[BEGIN Provided passage]
Skip to main content

A benchmarking tool for AutoML

Project description

AutoGluon-Bench

Welcome to AutoGluon-Bench, a suite for benchmarking your AutoML frameworks.

Setup

Follow the steps below to set up autogluon-bench:

# create virtual env and update pip
python3 -m venv .venv_agbench
source .venv_agbench/bin/activate
python3 -m pip install --upgrade pip

Install autogloun-bench from PyPI:

python3 -m pip install autogluon.bench

Install autogluon-bench from source for development:

git clone https://github.com/autogluon/autogluon-bench.git
cd autogluon-bench

# install from source in editable mode
pip install -e ".[tests]"

For development, please be aware that autogluon.bench is installed as a dependency in certain places, such as the Dockerfile and Multimodal Setup. We made it possible to reflect the development changes by pushing the changes to a remote GitHub branch, and providing the URI when testing on benchmark runs:

agbench run sample_configs/multimodal_cloud_configs.yaml --dev-branch https://github.com/<username>/autogluon-bench.git#<dev_branch>

Run benchmarks locally

To run the benchmarks on your local machine, use the following command:

agbench run path/to/local_config_file

Check out our sample local configuration files for local runs.

The results are stored in the following directory: {WORKING_DIR}/{root_dir}/{module}/{benchmark_name}_{timestamp}.

Tabular Benchmark

To perform tabular benchmarking, set the module to tabular. You must set both Benchmark Configurations and Tabular Specific configurations, and each should have a single value. Refer to the sample configuration file for more details.

The tabular module leverages the AMLB benchmarking framework. Required and optional AMLB arguments are specified via the configuration file mentioned previously.
[END Provided passage]
The exercise
Copy the AutoGluon-Bench page starting with "The tabular module" and going on through "file mentioned previously.", switching "leverages" to "uses".
[BEGIN Record list]
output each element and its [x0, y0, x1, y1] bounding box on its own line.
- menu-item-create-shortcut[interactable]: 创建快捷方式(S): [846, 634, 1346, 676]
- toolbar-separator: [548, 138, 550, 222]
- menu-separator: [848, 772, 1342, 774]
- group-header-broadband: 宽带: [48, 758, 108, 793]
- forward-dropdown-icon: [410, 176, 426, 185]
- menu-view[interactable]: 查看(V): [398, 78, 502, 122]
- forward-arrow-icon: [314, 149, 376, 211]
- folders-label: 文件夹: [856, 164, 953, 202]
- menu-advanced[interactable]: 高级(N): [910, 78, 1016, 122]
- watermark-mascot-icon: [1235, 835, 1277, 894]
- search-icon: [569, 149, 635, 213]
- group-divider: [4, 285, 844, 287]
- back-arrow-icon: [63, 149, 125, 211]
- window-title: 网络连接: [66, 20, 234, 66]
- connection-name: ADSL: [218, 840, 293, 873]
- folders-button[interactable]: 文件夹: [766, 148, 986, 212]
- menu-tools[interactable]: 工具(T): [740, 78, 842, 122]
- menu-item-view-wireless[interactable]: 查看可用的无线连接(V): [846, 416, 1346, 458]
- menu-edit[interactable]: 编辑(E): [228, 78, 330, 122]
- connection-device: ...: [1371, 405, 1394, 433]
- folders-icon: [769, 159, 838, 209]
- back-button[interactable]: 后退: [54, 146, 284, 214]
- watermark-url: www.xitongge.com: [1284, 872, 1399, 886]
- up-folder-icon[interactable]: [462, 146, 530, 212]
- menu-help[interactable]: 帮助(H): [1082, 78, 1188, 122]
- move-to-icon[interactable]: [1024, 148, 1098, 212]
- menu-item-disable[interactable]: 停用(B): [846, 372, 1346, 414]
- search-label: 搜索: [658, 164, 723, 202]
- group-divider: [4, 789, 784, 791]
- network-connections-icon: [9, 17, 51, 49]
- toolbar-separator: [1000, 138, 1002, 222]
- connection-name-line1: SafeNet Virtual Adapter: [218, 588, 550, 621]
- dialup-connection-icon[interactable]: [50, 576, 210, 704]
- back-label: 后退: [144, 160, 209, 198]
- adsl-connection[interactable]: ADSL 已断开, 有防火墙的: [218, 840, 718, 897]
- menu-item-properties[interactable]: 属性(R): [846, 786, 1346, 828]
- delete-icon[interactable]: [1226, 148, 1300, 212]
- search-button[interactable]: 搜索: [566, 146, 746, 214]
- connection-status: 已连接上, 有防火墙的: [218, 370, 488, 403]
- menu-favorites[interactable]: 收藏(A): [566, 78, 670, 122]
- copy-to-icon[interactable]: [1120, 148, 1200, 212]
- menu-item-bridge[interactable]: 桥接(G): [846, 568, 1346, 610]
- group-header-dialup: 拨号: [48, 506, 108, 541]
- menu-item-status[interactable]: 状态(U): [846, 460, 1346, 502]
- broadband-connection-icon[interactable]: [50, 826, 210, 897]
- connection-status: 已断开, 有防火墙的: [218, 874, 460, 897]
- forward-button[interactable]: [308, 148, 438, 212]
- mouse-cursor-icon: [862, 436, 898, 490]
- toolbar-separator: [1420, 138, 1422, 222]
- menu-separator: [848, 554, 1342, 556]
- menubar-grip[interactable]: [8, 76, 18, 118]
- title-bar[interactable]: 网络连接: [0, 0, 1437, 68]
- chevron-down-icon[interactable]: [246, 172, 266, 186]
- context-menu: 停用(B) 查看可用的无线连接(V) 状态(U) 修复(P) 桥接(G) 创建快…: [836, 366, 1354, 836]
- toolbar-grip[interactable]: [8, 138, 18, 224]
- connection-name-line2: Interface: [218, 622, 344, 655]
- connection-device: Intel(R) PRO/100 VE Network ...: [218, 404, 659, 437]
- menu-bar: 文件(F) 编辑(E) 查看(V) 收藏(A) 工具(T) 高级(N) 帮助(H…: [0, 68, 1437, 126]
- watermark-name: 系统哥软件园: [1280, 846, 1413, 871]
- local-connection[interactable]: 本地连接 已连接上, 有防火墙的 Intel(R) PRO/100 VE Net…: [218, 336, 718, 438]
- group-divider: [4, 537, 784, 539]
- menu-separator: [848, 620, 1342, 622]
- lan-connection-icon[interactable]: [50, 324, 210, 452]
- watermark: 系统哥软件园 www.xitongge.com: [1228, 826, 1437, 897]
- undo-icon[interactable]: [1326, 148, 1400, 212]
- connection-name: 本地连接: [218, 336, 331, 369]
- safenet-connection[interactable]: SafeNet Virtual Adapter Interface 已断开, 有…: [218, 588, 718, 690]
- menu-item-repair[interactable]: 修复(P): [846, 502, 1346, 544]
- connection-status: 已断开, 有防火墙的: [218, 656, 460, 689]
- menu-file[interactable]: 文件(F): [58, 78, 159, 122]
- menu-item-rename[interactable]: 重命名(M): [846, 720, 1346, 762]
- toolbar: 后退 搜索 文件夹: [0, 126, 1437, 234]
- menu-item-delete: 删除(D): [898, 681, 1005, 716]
[END Record list]
Response to this exercise
The tabular module uses the AMLB benchmarking framework. Required and optional AMLB arguments are specified via the configuration file mentioned previously.